**Dataset items:**
▼▼▼
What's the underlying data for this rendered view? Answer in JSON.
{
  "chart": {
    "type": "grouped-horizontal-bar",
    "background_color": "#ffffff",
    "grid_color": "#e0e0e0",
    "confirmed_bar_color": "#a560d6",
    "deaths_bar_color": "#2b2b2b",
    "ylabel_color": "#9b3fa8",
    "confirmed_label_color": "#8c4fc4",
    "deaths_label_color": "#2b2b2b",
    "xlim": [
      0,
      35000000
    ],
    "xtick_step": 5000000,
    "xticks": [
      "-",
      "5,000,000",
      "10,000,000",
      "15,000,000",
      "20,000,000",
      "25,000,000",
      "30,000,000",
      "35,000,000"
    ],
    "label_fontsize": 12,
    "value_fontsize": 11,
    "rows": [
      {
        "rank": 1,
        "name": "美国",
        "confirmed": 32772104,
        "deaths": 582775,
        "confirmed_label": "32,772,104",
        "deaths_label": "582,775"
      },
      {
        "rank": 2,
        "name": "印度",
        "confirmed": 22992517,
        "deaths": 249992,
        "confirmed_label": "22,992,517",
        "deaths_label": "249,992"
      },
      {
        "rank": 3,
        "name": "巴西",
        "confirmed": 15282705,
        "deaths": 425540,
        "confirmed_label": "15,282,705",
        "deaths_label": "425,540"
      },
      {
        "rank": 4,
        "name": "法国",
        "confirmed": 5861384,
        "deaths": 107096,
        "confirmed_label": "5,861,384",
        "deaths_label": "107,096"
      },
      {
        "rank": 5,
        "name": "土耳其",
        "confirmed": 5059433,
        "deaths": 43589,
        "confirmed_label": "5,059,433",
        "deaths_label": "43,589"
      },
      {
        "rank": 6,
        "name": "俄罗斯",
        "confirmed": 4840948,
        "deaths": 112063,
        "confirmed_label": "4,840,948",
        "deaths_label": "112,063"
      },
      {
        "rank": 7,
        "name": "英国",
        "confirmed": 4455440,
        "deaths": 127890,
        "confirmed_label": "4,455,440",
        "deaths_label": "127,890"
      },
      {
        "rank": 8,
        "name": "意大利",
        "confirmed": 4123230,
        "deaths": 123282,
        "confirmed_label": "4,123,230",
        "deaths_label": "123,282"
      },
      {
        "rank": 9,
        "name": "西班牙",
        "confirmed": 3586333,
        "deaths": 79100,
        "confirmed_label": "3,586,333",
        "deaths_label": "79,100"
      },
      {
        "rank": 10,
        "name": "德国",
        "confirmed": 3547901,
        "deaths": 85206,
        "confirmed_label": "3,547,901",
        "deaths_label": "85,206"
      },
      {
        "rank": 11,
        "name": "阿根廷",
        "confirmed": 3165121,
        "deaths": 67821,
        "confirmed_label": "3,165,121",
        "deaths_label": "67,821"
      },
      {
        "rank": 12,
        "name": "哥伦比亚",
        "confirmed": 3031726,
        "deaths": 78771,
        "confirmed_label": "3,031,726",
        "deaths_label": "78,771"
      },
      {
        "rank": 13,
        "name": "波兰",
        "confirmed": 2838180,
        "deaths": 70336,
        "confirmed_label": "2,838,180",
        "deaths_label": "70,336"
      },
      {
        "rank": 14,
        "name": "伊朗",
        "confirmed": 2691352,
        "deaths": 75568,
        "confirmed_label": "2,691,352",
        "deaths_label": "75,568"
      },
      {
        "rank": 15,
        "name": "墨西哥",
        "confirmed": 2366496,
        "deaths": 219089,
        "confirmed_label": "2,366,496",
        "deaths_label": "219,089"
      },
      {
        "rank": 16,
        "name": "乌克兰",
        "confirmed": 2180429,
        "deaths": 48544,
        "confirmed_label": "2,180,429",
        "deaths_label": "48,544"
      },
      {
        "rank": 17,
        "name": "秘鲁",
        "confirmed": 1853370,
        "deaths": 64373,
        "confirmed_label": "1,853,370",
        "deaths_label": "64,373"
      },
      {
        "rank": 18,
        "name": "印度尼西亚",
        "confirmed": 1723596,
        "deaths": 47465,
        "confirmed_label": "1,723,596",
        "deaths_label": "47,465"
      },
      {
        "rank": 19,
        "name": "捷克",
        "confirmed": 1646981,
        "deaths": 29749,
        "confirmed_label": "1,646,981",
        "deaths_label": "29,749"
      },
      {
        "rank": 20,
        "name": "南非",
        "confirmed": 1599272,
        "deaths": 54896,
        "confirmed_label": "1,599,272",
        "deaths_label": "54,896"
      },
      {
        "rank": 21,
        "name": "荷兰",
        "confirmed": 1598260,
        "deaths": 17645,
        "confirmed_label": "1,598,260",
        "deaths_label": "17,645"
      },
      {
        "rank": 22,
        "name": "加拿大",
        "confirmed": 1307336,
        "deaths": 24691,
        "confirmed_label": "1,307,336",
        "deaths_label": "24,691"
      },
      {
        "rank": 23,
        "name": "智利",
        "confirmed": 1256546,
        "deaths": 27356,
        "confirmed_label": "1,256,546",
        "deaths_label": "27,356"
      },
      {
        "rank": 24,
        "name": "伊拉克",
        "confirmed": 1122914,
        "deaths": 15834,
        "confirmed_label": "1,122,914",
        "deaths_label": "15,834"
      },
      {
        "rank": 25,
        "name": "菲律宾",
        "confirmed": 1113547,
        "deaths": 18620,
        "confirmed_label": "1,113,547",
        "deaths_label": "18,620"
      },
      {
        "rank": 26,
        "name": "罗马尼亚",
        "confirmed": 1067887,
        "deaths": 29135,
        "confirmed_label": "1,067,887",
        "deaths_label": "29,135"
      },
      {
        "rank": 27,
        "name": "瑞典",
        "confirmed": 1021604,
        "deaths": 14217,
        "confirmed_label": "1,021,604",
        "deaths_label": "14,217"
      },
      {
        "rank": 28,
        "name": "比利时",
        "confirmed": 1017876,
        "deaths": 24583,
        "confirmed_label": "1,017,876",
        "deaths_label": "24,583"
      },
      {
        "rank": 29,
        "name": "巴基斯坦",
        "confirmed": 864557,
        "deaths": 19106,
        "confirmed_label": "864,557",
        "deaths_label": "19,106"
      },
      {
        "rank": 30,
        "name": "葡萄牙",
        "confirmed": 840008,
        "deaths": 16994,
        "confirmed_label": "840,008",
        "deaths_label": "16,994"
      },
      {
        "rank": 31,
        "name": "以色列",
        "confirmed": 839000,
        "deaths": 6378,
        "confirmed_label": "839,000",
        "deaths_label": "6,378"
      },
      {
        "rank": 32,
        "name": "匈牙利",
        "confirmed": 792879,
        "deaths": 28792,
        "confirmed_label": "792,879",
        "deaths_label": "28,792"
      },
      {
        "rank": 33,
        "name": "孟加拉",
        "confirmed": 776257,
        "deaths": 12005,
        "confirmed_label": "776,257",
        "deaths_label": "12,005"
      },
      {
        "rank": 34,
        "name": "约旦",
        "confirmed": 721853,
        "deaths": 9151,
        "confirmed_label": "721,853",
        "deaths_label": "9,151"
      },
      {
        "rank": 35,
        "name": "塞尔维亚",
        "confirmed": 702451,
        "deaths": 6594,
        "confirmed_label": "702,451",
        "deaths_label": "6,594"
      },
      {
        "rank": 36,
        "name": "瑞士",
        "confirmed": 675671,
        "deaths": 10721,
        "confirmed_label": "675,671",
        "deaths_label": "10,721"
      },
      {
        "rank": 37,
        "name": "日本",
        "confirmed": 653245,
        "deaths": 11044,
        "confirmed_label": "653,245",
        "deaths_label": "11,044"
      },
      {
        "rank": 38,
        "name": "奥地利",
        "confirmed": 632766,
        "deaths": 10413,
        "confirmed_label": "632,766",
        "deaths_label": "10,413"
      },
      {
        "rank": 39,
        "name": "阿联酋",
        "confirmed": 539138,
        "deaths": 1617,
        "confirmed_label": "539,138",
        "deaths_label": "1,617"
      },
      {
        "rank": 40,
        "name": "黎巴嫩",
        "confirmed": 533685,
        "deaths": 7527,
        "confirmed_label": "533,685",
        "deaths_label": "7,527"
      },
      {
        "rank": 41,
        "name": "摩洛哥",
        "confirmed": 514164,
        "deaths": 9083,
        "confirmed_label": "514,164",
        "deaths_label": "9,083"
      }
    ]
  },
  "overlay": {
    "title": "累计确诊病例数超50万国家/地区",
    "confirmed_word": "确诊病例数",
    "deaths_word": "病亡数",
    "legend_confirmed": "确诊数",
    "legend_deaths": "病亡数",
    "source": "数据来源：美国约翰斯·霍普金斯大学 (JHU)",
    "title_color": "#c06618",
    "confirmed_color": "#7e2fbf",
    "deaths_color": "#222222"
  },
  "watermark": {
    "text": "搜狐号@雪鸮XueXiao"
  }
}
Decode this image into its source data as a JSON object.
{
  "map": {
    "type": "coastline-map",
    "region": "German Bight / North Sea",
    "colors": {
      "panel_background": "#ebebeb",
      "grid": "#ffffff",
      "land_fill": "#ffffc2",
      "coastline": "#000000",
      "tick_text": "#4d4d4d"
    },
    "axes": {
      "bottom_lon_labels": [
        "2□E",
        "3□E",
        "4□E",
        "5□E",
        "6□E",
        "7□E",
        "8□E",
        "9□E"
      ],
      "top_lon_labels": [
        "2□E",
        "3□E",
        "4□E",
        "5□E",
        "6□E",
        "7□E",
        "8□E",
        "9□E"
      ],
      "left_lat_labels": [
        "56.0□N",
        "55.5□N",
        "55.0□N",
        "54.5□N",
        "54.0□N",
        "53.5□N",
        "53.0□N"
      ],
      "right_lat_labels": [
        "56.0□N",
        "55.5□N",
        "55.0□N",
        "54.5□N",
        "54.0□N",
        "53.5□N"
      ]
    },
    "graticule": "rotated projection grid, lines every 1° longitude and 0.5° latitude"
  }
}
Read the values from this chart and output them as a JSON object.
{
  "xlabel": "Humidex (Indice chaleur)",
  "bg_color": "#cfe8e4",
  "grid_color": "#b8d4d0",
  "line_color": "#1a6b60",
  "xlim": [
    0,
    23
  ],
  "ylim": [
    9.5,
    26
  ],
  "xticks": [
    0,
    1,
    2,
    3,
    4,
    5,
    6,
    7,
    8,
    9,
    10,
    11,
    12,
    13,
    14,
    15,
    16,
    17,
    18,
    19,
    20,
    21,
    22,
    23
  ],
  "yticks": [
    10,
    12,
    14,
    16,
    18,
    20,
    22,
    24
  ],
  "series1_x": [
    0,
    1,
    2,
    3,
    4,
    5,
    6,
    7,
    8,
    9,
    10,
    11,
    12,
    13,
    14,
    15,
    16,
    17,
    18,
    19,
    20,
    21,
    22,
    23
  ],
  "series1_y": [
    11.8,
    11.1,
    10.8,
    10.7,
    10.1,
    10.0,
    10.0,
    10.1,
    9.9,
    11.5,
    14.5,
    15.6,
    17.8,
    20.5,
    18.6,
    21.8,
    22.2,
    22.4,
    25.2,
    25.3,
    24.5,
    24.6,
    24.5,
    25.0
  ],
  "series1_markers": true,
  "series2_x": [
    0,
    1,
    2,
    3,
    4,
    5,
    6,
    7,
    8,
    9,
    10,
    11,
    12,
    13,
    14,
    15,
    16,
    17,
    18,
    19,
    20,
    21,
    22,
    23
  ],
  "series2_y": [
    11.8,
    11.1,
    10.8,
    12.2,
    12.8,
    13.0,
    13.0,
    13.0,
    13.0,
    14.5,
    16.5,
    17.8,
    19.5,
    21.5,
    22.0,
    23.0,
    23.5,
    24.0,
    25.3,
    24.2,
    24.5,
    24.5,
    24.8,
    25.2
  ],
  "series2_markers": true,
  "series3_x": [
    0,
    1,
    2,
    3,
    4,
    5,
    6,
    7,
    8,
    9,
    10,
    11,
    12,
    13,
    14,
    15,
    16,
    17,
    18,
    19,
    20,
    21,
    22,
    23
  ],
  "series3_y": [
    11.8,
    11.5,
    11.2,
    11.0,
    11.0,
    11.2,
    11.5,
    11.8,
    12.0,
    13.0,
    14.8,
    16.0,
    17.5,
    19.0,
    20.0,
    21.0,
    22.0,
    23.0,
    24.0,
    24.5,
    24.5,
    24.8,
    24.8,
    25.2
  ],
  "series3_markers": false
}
▲▲▲
**EXERCISE:**
Gather and return every line that holds the string "this".

**EXERCISE OUTPUT:**
What's the underlying data for this rendered view? Answer in JSON.
Decode this image into its source data as a JSON object.
Read the values from this chart and output them as a JSON object.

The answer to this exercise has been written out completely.